== DATA RECORDS

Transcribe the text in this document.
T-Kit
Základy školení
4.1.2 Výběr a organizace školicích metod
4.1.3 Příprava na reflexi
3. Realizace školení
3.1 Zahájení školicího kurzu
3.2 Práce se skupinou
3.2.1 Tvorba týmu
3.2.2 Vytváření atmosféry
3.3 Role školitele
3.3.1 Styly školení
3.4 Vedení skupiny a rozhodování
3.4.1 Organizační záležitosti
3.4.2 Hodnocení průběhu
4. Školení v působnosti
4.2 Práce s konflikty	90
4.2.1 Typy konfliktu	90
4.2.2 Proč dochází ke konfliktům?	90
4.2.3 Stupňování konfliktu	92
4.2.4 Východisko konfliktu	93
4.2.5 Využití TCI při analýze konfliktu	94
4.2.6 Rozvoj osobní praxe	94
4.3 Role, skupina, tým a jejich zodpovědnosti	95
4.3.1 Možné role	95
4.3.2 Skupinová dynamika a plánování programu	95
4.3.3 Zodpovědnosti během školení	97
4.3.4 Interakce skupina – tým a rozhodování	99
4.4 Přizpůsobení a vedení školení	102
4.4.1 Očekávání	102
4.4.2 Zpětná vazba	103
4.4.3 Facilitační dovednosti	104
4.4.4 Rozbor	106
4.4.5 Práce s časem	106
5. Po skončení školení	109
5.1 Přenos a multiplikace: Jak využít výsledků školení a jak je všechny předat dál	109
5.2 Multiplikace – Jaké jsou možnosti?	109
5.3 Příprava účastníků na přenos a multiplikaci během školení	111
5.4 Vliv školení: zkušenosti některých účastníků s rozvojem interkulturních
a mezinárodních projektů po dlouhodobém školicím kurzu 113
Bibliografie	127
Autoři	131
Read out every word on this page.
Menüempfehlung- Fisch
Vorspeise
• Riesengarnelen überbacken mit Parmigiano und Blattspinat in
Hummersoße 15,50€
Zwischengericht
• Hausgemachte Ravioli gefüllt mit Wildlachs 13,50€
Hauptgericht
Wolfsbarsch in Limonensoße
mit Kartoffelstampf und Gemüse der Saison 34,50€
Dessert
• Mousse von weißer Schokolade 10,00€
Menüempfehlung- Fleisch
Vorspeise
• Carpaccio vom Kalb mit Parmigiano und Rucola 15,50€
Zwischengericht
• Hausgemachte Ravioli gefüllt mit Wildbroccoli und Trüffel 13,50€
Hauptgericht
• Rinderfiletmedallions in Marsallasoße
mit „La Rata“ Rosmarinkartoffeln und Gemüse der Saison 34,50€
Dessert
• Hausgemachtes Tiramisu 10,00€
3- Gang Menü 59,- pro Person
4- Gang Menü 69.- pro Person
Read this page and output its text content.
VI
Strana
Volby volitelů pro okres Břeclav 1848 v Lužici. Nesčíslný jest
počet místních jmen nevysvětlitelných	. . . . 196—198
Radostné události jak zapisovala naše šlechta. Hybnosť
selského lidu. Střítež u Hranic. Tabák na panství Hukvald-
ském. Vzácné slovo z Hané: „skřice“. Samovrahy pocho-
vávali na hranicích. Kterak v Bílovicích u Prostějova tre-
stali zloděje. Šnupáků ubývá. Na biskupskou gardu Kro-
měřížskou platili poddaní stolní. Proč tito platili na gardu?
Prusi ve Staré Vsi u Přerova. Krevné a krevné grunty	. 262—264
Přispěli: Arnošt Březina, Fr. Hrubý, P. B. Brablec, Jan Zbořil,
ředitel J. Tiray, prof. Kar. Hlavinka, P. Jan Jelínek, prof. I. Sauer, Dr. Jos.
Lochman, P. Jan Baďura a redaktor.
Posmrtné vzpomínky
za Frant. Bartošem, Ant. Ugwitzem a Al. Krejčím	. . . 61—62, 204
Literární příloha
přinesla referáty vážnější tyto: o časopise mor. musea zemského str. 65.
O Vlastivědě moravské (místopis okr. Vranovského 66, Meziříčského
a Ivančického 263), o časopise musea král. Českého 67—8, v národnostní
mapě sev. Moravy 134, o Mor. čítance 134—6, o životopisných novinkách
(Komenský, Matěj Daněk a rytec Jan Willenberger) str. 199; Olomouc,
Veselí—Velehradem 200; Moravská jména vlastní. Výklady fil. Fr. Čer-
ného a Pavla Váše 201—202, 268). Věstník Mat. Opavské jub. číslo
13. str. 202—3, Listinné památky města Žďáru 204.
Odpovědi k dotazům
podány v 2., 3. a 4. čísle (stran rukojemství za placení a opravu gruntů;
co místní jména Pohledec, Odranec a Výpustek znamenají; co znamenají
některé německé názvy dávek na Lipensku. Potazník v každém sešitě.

====

> [SHORT EXERCISE]: From the listing above, copy out each line where the word "Menüempfehlung" appears.

> [RESPONSE FOR THIS EXERCISE]:
Menüempfehlung- Fisch
Menüempfehlung- Fleisch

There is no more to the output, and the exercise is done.